## [Challenge]
Output every line of the records below as a numbered list, omitting blank lines.

## [Given data]
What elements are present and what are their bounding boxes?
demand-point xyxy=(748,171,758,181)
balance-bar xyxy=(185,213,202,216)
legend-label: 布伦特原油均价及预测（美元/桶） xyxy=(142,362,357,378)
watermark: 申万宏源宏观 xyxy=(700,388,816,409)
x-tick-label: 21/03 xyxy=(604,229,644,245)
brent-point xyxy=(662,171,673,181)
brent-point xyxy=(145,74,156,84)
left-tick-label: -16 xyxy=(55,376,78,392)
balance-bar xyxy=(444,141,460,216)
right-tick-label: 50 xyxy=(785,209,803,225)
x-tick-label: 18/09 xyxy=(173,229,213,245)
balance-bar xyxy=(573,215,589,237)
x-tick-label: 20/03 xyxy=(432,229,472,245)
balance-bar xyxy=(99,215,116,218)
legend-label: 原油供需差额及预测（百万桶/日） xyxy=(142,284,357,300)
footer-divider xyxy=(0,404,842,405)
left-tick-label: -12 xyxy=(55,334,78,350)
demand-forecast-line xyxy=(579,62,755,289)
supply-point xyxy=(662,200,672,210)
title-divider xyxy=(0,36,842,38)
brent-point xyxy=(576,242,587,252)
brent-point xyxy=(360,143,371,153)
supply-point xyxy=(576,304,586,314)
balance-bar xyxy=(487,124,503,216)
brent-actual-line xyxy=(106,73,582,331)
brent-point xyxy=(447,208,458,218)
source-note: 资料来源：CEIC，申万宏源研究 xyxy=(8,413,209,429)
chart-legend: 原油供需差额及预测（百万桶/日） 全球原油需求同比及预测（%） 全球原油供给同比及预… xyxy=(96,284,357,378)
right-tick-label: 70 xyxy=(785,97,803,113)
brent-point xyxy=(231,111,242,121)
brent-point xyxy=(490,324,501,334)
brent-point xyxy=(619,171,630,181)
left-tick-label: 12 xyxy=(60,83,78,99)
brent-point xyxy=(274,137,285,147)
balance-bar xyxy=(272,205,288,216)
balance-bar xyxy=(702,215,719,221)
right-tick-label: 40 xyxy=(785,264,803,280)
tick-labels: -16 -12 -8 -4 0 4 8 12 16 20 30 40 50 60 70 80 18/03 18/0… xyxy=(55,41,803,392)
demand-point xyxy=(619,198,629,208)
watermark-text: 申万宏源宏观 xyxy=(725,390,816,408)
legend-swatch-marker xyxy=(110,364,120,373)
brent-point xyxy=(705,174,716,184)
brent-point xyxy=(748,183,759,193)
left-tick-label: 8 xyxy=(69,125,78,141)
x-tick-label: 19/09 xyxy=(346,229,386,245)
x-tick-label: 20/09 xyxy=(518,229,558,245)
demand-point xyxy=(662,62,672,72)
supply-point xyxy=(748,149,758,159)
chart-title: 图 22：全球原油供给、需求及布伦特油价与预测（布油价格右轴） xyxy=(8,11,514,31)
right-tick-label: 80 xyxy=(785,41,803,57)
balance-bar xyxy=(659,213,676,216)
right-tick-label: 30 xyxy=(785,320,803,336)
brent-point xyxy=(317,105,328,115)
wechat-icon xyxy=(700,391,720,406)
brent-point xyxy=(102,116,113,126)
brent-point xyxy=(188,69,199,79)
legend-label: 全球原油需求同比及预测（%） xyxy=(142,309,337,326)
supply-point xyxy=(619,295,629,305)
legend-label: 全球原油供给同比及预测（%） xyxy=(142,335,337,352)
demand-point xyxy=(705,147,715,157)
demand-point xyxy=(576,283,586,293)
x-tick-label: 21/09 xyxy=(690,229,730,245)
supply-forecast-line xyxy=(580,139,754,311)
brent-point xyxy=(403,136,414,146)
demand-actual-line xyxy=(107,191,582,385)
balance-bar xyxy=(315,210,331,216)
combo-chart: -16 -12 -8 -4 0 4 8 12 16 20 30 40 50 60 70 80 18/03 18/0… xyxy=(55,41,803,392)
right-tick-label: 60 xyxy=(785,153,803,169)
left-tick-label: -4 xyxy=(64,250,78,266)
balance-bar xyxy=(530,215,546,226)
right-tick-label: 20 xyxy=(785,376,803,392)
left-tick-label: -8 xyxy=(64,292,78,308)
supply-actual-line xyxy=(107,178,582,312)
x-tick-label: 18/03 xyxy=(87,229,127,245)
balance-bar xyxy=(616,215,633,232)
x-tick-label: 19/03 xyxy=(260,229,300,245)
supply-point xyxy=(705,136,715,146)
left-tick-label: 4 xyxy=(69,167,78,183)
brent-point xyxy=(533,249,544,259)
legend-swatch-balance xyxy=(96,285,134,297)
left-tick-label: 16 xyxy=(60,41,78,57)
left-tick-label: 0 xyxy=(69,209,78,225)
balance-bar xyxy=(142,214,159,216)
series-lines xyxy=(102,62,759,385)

## [Task result]
1. What elements are present and what are their bounding boxes?
2. demand-point xyxy=(748,171,758,181)
3. balance-bar xyxy=(185,213,202,216)
4. legend-label: 布伦特原油均价及预测（美元/桶） xyxy=(142,362,357,378)
5. watermark: 申万宏源宏观 xyxy=(700,388,816,409)
6. x-tick-label: 21/03 xyxy=(604,229,644,245)
7. brent-point xyxy=(662,171,673,181)
8. brent-point xyxy=(145,74,156,84)
9. left-tick-label: -16 xyxy=(55,376,78,392)
10. balance-bar xyxy=(444,141,460,216)
11. right-tick-label: 50 xyxy=(785,209,803,225)
12. x-tick-label: 18/09 xyxy=(173,229,213,245)
13. balance-bar xyxy=(573,215,589,237)
14. x-tick-label: 20/03 xyxy=(432,229,472,245)
15. balance-bar xyxy=(99,215,116,218)
16. legend-label: 原油供需差额及预测（百万桶/日） xyxy=(142,284,357,300)
17. footer-divider xyxy=(0,404,842,405)
18. left-tick-label: -12 xyxy=(55,334,78,350)
19. demand-forecast-line xyxy=(579,62,755,289)
20. supply-point xyxy=(662,200,672,210)
21. title-divider xyxy=(0,36,842,38)
22. brent-point xyxy=(576,242,587,252)
23. brent-point xyxy=(360,143,371,153)
24. supply-point xyxy=(576,304,586,314)
25. balance-bar xyxy=(487,124,503,216)
26. brent-actual-line xyxy=(106,73,582,331)
27. brent-point xyxy=(447,208,458,218)
28. source-note: 资料来源：CEIC，申万宏源研究 xyxy=(8,413,209,429)
29. chart-legend: 原油供需差额及预测（百万桶/日） 全球原油需求同比及预测（%） 全球原油供给同比及预… xyxy=(96,284,357,378)
30. right-tick-label: 70 xyxy=(785,97,803,113)
31. brent-point xyxy=(231,111,242,121)
32. brent-point xyxy=(490,324,501,334)
33. brent-point xyxy=(619,171,630,181)
34. left-tick-label: 12 xyxy=(60,83,78,99)
35. brent-point xyxy=(274,137,285,147)
36. balance-bar xyxy=(272,205,288,216)
37. balance-bar xyxy=(702,215,719,221)
38. right-tick-label: 40 xyxy=(785,264,803,280)
39. tick-labels: -16 -12 -8 -4 0 4 8 12 16 20 30 40 50 60 70 80 18/03 18/0… xyxy=(55,41,803,392)
40. demand-point xyxy=(619,198,629,208)
41. watermark-text: 申万宏源宏观 xyxy=(725,390,816,408)
42. legend-swatch-marker xyxy=(110,364,120,373)
43. brent-point xyxy=(705,174,716,184)
44. brent-point xyxy=(748,183,759,193)
45. left-tick-label: 8 xyxy=(69,125,78,141)
46. x-tick-label: 19/09 xyxy=(346,229,386,245)
47. x-tick-label: 20/09 xyxy=(518,229,558,245)
48. demand-point xyxy=(662,62,672,72)
49. supply-point xyxy=(748,149,758,159)
50. chart-title: 图 22：全球原油供给、需求及布伦特油价与预测（布油价格右轴） xyxy=(8,11,514,31)
51. right-tick-label: 80 xyxy=(785,41,803,57)
52. balance-bar xyxy=(659,213,676,216)
53. right-tick-label: 30 xyxy=(785,320,803,336)
54. brent-point xyxy=(317,105,328,115)
55. wechat-icon xyxy=(700,391,720,406)
56. brent-point xyxy=(102,116,113,126)
57. brent-point xyxy=(188,69,199,79)
58. legend-label: 全球原油需求同比及预测（%） xyxy=(142,309,337,326)
59. supply-point xyxy=(619,295,629,305)
60. legend-label: 全球原油供给同比及预测（%） xyxy=(142,335,337,352)
61. demand-point xyxy=(705,147,715,157)
62. demand-point xyxy=(576,283,586,293)
63. x-tick-label: 21/09 xyxy=(690,229,730,245)
64. supply-forecast-line xyxy=(580,139,754,311)
65. brent-point xyxy=(403,136,414,146)
66. demand-actual-line xyxy=(107,191,582,385)
67. balance-bar xyxy=(315,210,331,216)
68. combo-chart: -16 -12 -8 -4 0 4 8 12 16 20 30 40 50 60 70 80 18/03 18/0… xyxy=(55,41,803,392)
69. right-tick-label: 60 xyxy=(785,153,803,169)
70. left-tick-label: -4 xyxy=(64,250,78,266)
71. balance-bar xyxy=(530,215,546,226)
72. right-tick-label: 20 xyxy=(785,376,803,392)
73. left-tick-label: -8 xyxy=(64,292,78,308)
74. supply-actual-line xyxy=(107,178,582,312)
75. x-tick-label: 18/03 xyxy=(87,229,127,245)
76. balance-bar xyxy=(616,215,633,232)
77. x-tick-label: 19/03 xyxy=(260,229,300,245)
78. supply-point xyxy=(705,136,715,146)
79. left-tick-label: 4 xyxy=(69,167,78,183)
80. brent-point xyxy=(533,249,544,259)
81. legend-swatch-balance xyxy=(96,285,134,297)
82. left-tick-label: 16 xyxy=(60,41,78,57)
83. left-tick-label: 0 xyxy=(69,209,78,225)
84. balance-bar xyxy=(142,214,159,216)
85. series-lines xyxy=(102,62,759,385)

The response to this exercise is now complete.